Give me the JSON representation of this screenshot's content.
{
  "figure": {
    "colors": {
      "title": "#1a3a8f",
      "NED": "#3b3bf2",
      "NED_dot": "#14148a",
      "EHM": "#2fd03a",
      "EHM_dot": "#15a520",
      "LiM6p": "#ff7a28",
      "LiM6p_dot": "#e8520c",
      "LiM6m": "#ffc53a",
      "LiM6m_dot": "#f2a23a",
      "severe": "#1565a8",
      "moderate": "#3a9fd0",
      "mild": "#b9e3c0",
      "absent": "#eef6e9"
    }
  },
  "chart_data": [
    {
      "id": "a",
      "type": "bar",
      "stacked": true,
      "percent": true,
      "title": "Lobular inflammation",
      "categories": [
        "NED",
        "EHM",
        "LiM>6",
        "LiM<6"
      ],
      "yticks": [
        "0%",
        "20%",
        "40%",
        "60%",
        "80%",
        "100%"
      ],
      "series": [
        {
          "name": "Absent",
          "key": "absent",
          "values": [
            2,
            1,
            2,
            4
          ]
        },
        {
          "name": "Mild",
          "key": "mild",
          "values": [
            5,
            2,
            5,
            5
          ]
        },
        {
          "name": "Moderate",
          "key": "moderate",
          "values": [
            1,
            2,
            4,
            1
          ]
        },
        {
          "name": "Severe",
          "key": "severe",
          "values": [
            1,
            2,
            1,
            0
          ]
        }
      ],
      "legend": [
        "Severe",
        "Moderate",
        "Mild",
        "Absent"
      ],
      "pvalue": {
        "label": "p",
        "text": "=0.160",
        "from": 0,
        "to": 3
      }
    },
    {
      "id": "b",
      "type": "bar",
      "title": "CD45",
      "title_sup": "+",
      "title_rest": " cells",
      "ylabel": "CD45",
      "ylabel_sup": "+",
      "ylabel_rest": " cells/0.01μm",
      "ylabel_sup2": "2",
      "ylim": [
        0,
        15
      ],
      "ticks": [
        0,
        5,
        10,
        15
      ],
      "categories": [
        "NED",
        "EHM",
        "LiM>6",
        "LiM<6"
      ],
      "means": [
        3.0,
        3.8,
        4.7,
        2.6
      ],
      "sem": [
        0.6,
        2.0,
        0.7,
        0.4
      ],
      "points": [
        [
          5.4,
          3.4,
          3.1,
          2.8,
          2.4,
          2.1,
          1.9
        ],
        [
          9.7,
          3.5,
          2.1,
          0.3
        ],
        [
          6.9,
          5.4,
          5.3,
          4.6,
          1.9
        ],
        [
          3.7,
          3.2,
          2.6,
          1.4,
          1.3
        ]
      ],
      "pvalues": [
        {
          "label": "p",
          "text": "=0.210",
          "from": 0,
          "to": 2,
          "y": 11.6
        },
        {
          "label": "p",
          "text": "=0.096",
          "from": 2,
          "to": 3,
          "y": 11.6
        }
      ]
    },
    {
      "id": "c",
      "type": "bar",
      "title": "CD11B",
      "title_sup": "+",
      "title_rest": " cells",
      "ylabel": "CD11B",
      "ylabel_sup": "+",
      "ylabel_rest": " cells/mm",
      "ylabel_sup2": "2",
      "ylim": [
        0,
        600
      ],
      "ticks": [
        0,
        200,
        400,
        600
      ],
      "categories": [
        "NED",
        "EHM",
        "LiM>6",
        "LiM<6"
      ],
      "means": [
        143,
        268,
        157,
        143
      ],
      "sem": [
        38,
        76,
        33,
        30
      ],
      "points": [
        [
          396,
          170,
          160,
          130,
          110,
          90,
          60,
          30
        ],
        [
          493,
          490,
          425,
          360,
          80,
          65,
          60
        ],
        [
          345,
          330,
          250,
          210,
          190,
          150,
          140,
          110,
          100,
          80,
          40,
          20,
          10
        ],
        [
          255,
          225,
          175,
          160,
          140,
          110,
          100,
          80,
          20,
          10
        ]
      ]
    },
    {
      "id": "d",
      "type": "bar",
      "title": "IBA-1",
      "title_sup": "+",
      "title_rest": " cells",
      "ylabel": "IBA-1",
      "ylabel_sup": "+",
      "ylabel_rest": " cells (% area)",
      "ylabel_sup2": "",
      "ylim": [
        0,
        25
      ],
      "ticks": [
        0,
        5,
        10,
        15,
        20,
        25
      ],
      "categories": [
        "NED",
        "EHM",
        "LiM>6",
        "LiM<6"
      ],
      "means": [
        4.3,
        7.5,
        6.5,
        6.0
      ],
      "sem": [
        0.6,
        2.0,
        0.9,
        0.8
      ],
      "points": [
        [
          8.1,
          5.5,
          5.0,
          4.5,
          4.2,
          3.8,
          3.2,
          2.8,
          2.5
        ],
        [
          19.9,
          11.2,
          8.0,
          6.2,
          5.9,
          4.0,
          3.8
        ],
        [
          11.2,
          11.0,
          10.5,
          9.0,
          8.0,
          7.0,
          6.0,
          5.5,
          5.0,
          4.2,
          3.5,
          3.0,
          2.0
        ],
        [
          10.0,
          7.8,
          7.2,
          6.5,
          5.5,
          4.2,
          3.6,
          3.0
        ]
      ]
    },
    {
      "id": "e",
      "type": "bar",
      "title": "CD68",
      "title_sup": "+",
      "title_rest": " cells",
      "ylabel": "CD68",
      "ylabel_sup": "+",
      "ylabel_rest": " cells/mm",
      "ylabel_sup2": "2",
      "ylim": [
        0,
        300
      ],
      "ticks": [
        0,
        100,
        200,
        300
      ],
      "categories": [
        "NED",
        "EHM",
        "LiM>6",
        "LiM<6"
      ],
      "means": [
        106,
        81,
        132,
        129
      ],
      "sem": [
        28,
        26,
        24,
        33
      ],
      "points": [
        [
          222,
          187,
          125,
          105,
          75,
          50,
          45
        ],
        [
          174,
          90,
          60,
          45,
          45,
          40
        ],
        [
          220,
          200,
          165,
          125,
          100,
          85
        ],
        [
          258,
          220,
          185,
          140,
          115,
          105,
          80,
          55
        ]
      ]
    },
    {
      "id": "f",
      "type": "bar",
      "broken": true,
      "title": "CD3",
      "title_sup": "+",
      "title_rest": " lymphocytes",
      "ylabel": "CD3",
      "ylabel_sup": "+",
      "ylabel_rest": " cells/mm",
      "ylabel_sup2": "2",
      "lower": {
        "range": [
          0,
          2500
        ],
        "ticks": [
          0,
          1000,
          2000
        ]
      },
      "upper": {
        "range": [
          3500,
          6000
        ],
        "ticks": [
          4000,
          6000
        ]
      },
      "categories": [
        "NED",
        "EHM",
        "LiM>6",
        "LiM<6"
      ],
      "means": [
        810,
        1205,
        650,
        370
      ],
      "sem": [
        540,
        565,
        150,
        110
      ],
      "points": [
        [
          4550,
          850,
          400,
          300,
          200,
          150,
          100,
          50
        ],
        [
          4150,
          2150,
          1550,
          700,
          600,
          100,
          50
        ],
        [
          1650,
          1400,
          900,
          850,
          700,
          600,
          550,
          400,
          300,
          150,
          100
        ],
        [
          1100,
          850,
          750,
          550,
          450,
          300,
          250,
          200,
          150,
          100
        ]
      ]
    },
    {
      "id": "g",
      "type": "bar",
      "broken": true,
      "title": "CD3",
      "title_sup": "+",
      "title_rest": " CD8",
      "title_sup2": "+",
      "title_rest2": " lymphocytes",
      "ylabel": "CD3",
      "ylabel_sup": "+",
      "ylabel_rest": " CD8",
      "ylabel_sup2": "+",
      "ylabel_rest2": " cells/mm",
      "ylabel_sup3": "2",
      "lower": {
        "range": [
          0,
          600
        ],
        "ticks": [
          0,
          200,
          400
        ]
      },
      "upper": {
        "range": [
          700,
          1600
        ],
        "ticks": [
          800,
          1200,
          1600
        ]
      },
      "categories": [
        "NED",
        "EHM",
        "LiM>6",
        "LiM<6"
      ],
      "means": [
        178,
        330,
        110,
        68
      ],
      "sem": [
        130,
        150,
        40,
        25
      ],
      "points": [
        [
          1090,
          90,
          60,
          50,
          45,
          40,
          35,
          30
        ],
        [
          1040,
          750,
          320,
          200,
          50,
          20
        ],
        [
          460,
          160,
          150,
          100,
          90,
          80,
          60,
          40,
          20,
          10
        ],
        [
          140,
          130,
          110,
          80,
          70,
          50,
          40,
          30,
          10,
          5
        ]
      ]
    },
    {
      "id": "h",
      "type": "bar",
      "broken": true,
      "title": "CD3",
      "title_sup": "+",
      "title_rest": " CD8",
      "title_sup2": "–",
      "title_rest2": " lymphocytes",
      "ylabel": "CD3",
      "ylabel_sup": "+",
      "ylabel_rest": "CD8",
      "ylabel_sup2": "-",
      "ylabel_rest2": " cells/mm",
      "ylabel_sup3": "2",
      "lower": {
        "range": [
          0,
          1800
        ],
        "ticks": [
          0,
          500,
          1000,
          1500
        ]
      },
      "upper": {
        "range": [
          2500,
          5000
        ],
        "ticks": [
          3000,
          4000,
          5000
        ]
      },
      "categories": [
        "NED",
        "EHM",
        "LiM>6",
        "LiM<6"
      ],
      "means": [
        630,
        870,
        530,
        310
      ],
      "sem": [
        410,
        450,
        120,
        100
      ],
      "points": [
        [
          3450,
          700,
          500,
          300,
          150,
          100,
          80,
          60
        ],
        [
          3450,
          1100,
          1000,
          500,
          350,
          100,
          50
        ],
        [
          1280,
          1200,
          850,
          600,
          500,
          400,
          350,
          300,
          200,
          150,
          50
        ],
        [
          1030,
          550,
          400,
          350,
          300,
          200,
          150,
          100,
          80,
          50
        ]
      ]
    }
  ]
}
· · · · ·
= Your instructions =
Every line of the records containing the word "name" must appear in the answer.

= Result for this task =
          "name": "Absent",
          "name": "Mild",
          "name": "Moderate",
          "name": "Severe",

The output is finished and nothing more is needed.